Dataset rows:
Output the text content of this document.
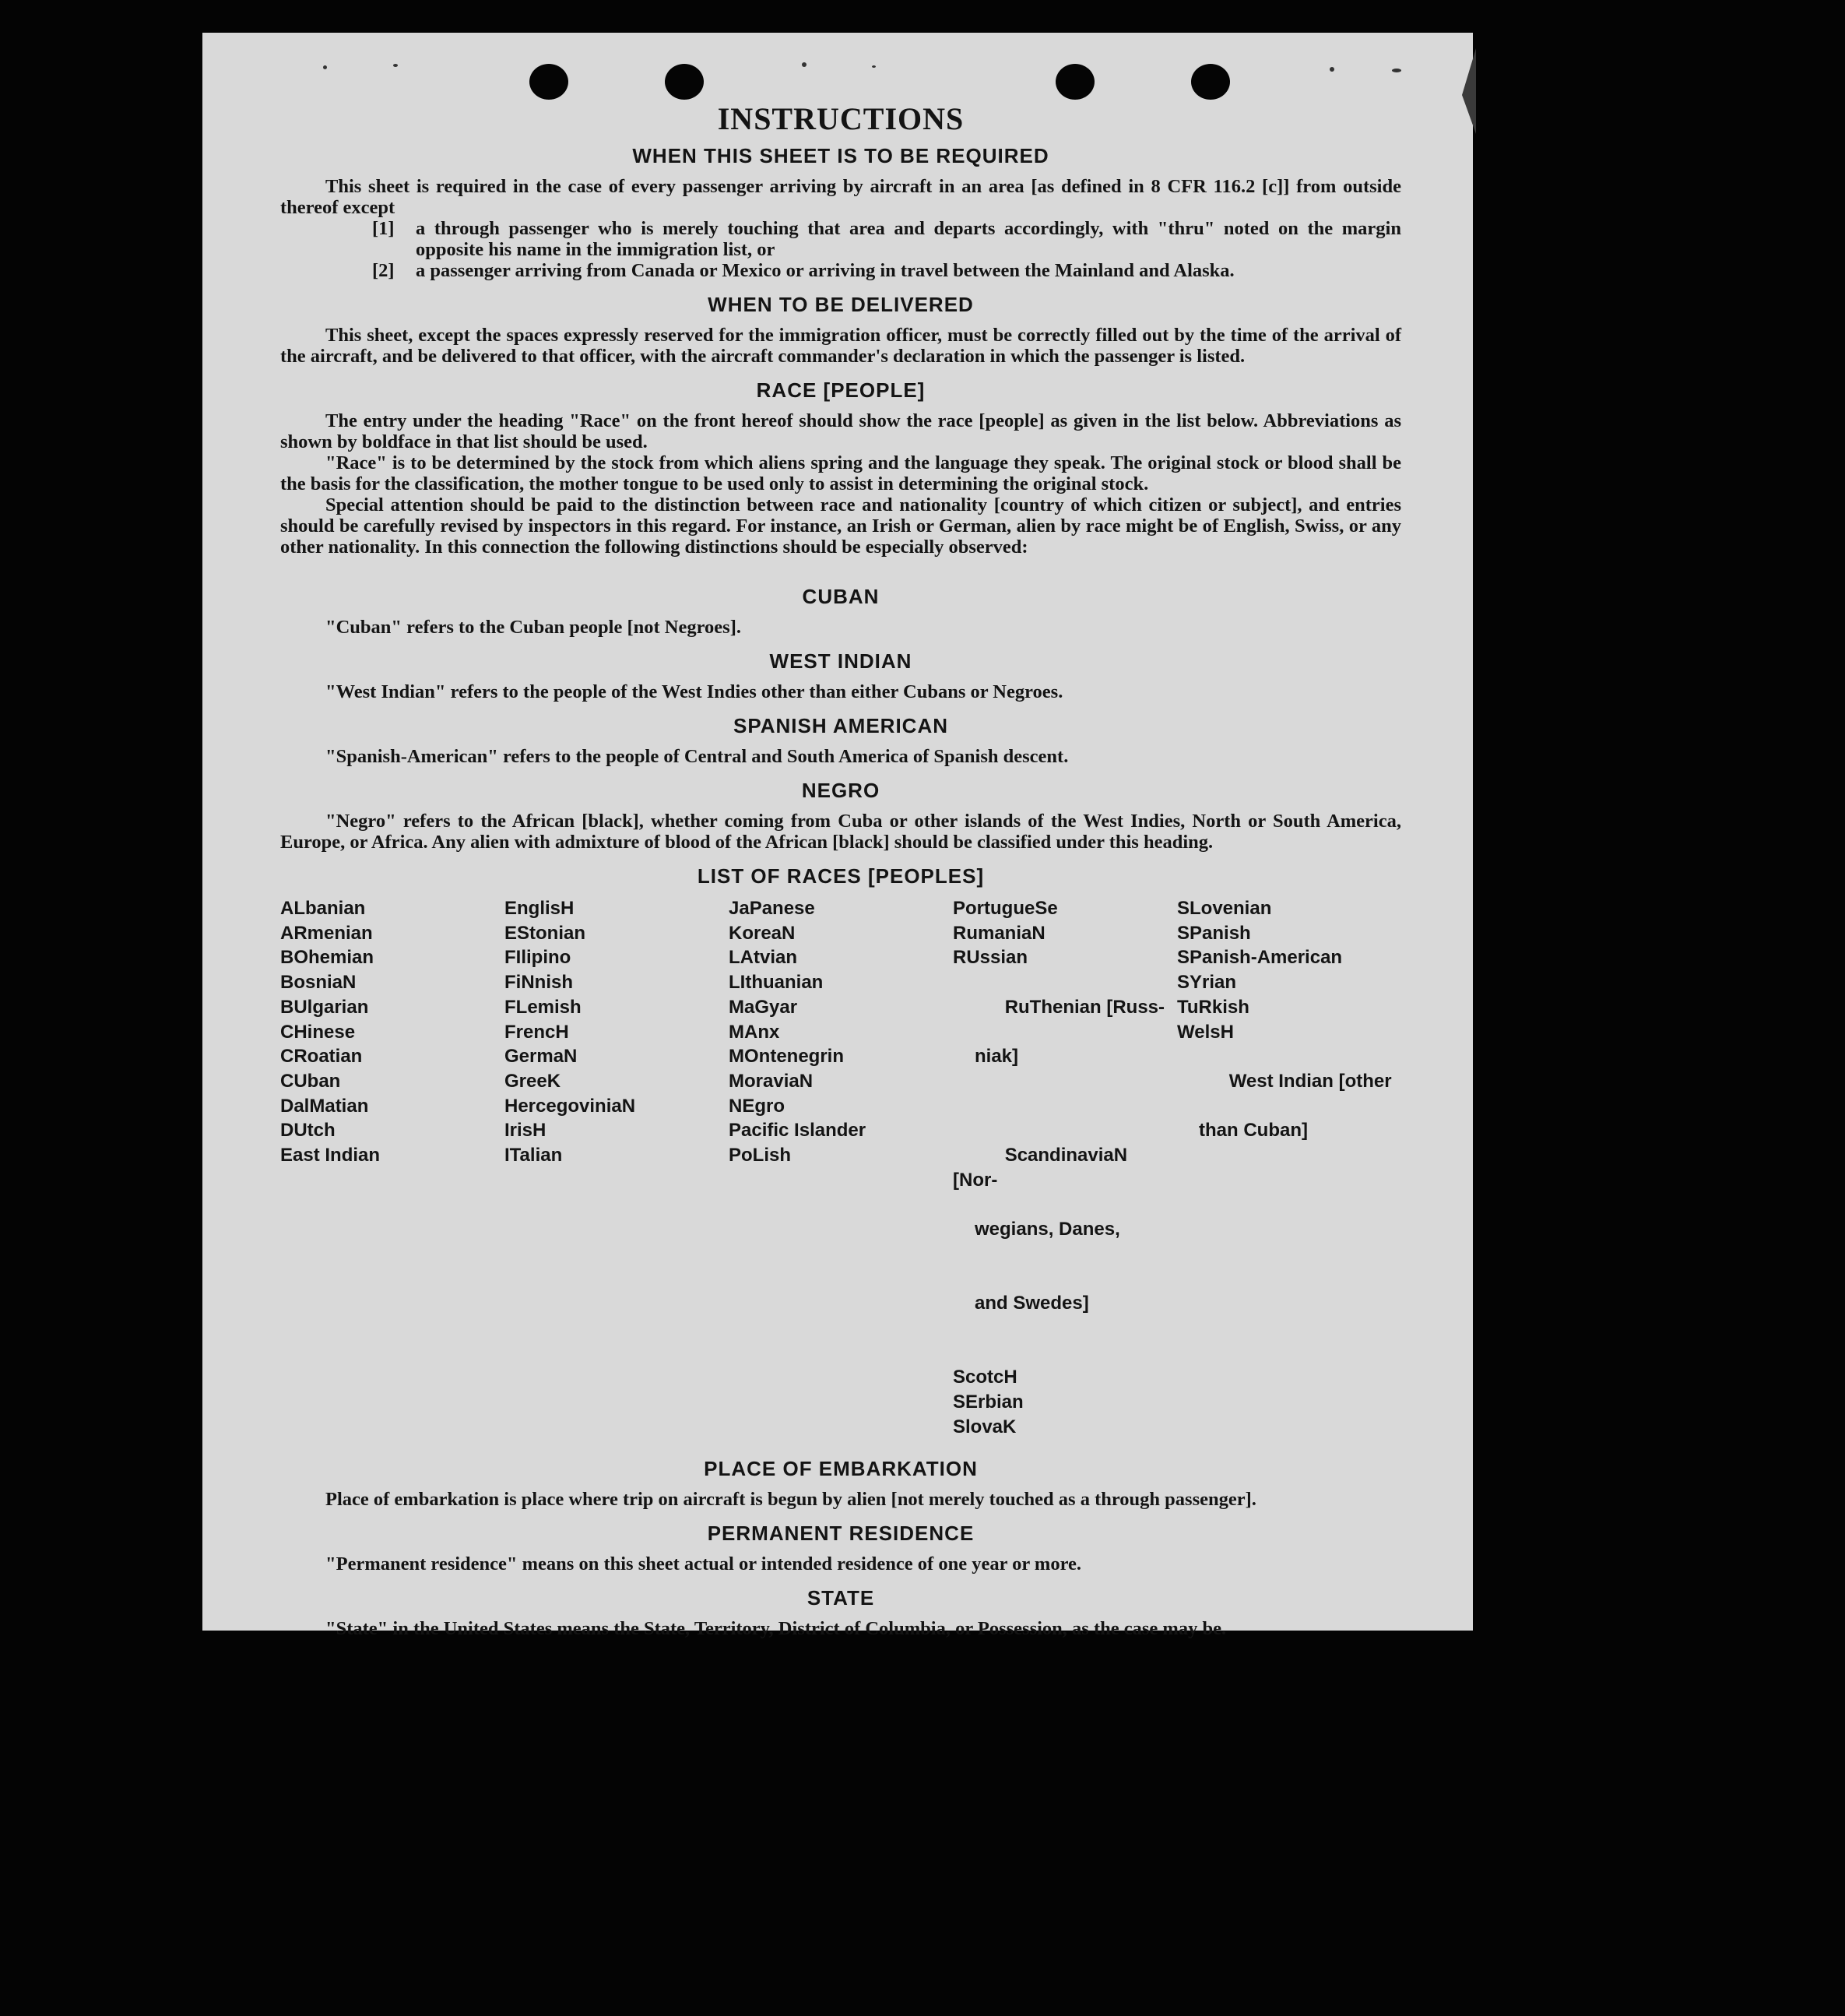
INSTRUCTIONS
WHEN THIS SHEET IS TO BE REQUIRED

This sheet is required in the case of every passenger arriving by aircraft in an area [as defined in 8 CFR 116.2 [c]] from outside thereof except

[1]	a through passenger who is merely touching that area and departs accordingly, with "thru" noted on the margin opposite his name in the immigration list, or
[2]	a passenger arriving from Canada or Mexico or arriving in travel between the Mainland and Alaska.
WHEN TO BE DELIVERED

This sheet, except the spaces expressly reserved for the immigration officer, must be correctly filled out by the time of the arrival of the aircraft, and be delivered to that officer, with the aircraft commander's declaration in which the passenger is listed.

RACE [PEOPLE]

The entry under the heading "Race" on the front hereof should show the race [people] as given in the list below. Abbreviations as shown by boldface in that list should be used.

"Race" is to be determined by the stock from which aliens spring and the language they speak. The original stock or blood shall be the basis for the classification, the mother tongue to be used only to assist in determining the original stock.

Special attention should be paid to the distinction between race and nationality [country of which citizen or subject], and entries should be carefully revised by inspectors in this regard. For instance, an Irish or German, alien by race might be of English, Swiss, or any other nationality. In this connection the following distinctions should be especially observed:

CUBAN

"Cuban" refers to the Cuban people [not Negroes].

WEST INDIAN

"West Indian" refers to the people of the West Indies other than either Cubans or Negroes.

SPANISH AMERICAN

"Spanish-American" refers to the people of Central and South America of Spanish descent.

NEGRO

"Negro" refers to the African [black], whether coming from Cuba or other islands of the West Indies, North or South America, Europe, or Africa. Any alien with admixture of blood of the African [black] should be classified under this heading.

LIST OF RACES [PEOPLES]
ALbanian
ARmenian
BOhemian
BosniaN
BUlgarian
CHinese
CRoatian
CUban
DalMatian
DUtch
East Indian
EnglisH
EStonian
FIlipino
FiNnish
FLemish
FrencH
GermaN
GreeK
HercegoviniaN
IrisH
ITalian
JaPanese
KoreaN
LAtvian
LIthuanian
MaGyar
MAnx
MOntenegrin
MoraviaN
NEgro
Pacific Islander
PoLish
PortugueSe
RumaniaN
RUssian

RuThenian [Russ-

niak]

ScandinaviaN [Nor-

wegians, Danes,

and Swedes]

ScotcH
SErbian
SlovaK
SLovenian
SPanish
SPanish-American
SYrian
TuRkish
WelsH

West Indian [other

than Cuban]

PLACE OF EMBARKATION

Place of embarkation is place where trip on aircraft is begun by alien [not merely touched as a through passenger].

PERMANENT RESIDENCE

"Permanent residence" means on this sheet actual or intended residence of one year or more.

STATE

"State" in the United States means the State, Territory, District of Columbia, or Possession, as the case may be.
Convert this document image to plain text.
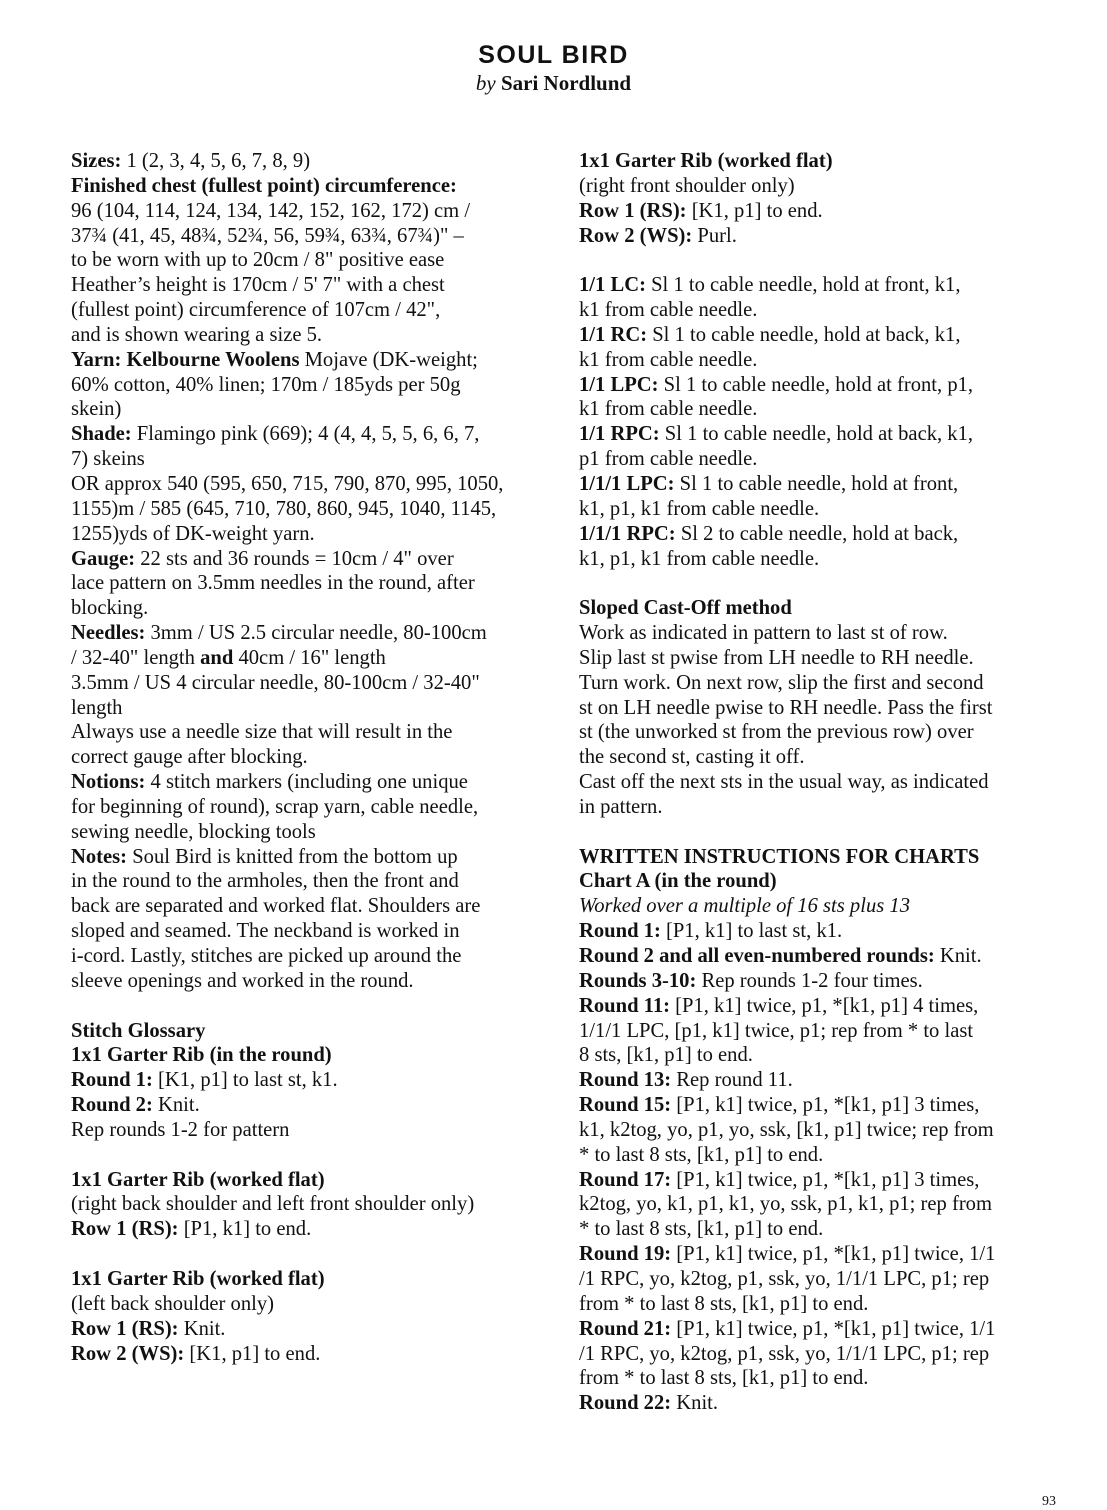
SOUL BIRD
by Sari Nordlund
Sizes: 1 (2, 3, 4, 5, 6, 7, 8, 9)
Finished chest (fullest point) circumference:
96 (104, 114, 124, 134, 142, 152, 162, 172) cm /
37¾ (41, 45, 48¾, 52¾, 56, 59¾, 63¾, 67¾)" –
to be worn with up to 20cm / 8" positive ease
Heather’s height is 170cm / 5' 7" with a chest
(fullest point) circumference of 107cm / 42",
and is shown wearing a size 5.
Yarn: Kelbourne Woolens Mojave (DK-weight;
60% cotton, 40% linen; 170m / 185yds per 50g
skein)
Shade: Flamingo pink (669); 4 (4, 4, 5, 5, 6, 6, 7,
7) skeins
OR approx 540 (595, 650, 715, 790, 870, 995, 1050,
1155)m / 585 (645, 710, 780, 860, 945, 1040, 1145,
1255)yds of DK-weight yarn.
Gauge: 22 sts and 36 rounds = 10cm / 4" over
lace pattern on 3.5mm needles in the round, after
blocking.
Needles: 3mm / US 2.5 circular needle, 80-100cm
/ 32-40" length and 40cm / 16" length
3.5mm / US 4 circular needle, 80-100cm / 32-40"
length
Always use a needle size that will result in the
correct gauge after blocking.
Notions: 4 stitch markers (including one unique
for beginning of round), scrap yarn, cable needle,
sewing needle, blocking tools
Notes: Soul Bird is knitted from the bottom up
in the round to the armholes, then the front and
back are separated and worked flat. Shoulders are
sloped and seamed. The neckband is worked in
i-cord. Lastly, stitches are picked up around the
sleeve openings and worked in the round.
Stitch Glossary
1x1 Garter Rib (in the round)
Round 1: [K1, p1] to last st, k1.
Round 2: Knit.
Rep rounds 1-2 for pattern
1x1 Garter Rib (worked flat)
(right back shoulder and left front shoulder only)
Row 1 (RS): [P1, k1] to end.
1x1 Garter Rib (worked flat)
(left back shoulder only)
Row 1 (RS): Knit.
Row 2 (WS): [K1, p1] to end.
1x1 Garter Rib (worked flat)
(right front shoulder only)
Row 1 (RS): [K1, p1] to end.
Row 2 (WS): Purl.
1/1 LC: Sl 1 to cable needle, hold at front, k1,
k1 from cable needle.
1/1 RC: Sl 1 to cable needle, hold at back, k1,
k1 from cable needle.
1/1 LPC: Sl 1 to cable needle, hold at front, p1,
k1 from cable needle.
1/1 RPC: Sl 1 to cable needle, hold at back, k1,
p1 from cable needle.
1/1/1 LPC: Sl 1 to cable needle, hold at front,
k1, p1, k1 from cable needle.
1/1/1 RPC: Sl 2 to cable needle, hold at back,
k1, p1, k1 from cable needle.
Sloped Cast-Off method
Work as indicated in pattern to last st of row.
Slip last st pwise from LH needle to RH needle.
Turn work. On next row, slip the first and second
st on LH needle pwise to RH needle. Pass the first
st (the unworked st from the previous row) over
the second st, casting it off.
Cast off the next sts in the usual way, as indicated
in pattern.
WRITTEN INSTRUCTIONS FOR CHARTS
Chart A (in the round)
Worked over a multiple of 16 sts plus 13
Round 1: [P1, k1] to last st, k1.
Round 2 and all even-numbered rounds: Knit.
Rounds 3-10: Rep rounds 1-2 four times.
Round 11: [P1, k1] twice, p1, *[k1, p1] 4 times,
1/1/1 LPC, [p1, k1] twice, p1; rep from * to last
8 sts, [k1, p1] to end.
Round 13: Rep round 11.
Round 15: [P1, k1] twice, p1, *[k1, p1] 3 times,
k1, k2tog, yo, p1, yo, ssk, [k1, p1] twice; rep from
* to last 8 sts, [k1, p1] to end.
Round 17: [P1, k1] twice, p1, *[k1, p1] 3 times,
k2tog, yo, k1, p1, k1, yo, ssk, p1, k1, p1; rep from
* to last 8 sts, [k1, p1] to end.
Round 19: [P1, k1] twice, p1, *[k1, p1] twice, 1/1
/1 RPC, yo, k2tog, p1, ssk, yo, 1/1/1 LPC, p1; rep
from * to last 8 sts, [k1, p1] to end.
Round 21: [P1, k1] twice, p1, *[k1, p1] twice, 1/1
/1 RPC, yo, k2tog, p1, ssk, yo, 1/1/1 LPC, p1; rep
from * to last 8 sts, [k1, p1] to end.
Round 22: Knit.
93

▶ _What you are asked to do_
Pick out all the lines with the word "through" in them and copy them.

▶ _Expected answer_
[1]	a through passenger who is merely touching that area and departs accordingly, with "thru" noted on the margin opposite his name in the immigration list, or
Place of embarkation is place where trip on aircraft is begun by alien [not merely touched as a through passenger].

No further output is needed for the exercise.